* _WHAT THIS TASK INVOLVES_: Retype the material below. Keep every word exactly as it is.

-- Start SOURCE DATA --

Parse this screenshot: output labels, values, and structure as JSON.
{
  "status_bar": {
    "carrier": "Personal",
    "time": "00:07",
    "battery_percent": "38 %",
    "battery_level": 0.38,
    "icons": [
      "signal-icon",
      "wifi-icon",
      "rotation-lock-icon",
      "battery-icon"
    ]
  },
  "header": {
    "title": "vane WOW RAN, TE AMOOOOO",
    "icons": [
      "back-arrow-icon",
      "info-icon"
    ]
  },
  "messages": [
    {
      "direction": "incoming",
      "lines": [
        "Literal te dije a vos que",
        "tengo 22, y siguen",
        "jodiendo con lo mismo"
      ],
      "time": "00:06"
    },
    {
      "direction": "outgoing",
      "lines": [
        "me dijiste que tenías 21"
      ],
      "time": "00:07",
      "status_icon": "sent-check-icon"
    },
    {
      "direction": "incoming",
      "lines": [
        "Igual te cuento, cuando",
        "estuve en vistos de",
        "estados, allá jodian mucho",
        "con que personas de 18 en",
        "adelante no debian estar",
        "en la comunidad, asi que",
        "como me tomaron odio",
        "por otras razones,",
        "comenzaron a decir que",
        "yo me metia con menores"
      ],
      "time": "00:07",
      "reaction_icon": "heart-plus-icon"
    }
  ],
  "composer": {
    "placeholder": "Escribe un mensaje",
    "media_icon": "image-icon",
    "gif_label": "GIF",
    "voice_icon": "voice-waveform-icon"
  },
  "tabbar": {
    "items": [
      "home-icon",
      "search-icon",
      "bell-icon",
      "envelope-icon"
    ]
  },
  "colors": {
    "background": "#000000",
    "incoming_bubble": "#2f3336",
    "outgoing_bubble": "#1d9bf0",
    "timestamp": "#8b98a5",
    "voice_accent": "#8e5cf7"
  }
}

-- End SOURCE DATA --

* _RESULT OF THE TASK_:
Parse this screenshot: output labels, values, and structure as JSON.
{
  "status_bar": {
    "carrier": "Personal",
    "time": "00:07",
    "battery_percent": "38 %",
    "battery_level": 0.38,
    "icons": [
      "signal-icon",
      "wifi-icon",
      "rotation-lock-icon",
      "battery-icon"
    ]
  },
  "header": {
    "title": "vane WOW RAN, TE AMOOOOO",
    "icons": [
      "back-arrow-icon",
      "info-icon"
    ]
  },
  "messages": [
    {
      "direction": "incoming",
      "lines": [
        "Literal te dije a vos que",
        "tengo 22, y siguen",
        "jodiendo con lo mismo"
      ],
      "time": "00:06"
    },
    {
      "direction": "outgoing",
      "lines": [
        "me dijiste que tenías 21"
      ],
      "time": "00:07",
      "status_icon": "sent-check-icon"
    },
    {
      "direction": "incoming",
      "lines": [
        "Igual te cuento, cuando",
        "estuve en vistos de",
        "estados, allá jodian mucho",
        "con que personas de 18 en",
        "adelante no debian estar",
        "en la comunidad, asi que",
        "como me tomaron odio",
        "por otras razones,",
        "comenzaron a decir que",
        "yo me metia con menores"
      ],
      "time": "00:07",
      "reaction_icon": "heart-plus-icon"
    }
  ],
  "composer": {
    "placeholder": "Escribe un mensaje",
    "media_icon": "image-icon",
    "gif_label": "GIF",
    "voice_icon": "voice-waveform-icon"
  },
  "tabbar": {
    "items": [
      "home-icon",
      "search-icon",
      "bell-icon",
      "envelope-icon"
    ]
  },
  "colors": {
    "background": "#000000",
    "incoming_bubble": "#2f3336",
    "outgoing_bubble": "#1d9bf0",
    "timestamp": "#8b98a5",
    "voice_accent": "#8e5cf7"
  }
}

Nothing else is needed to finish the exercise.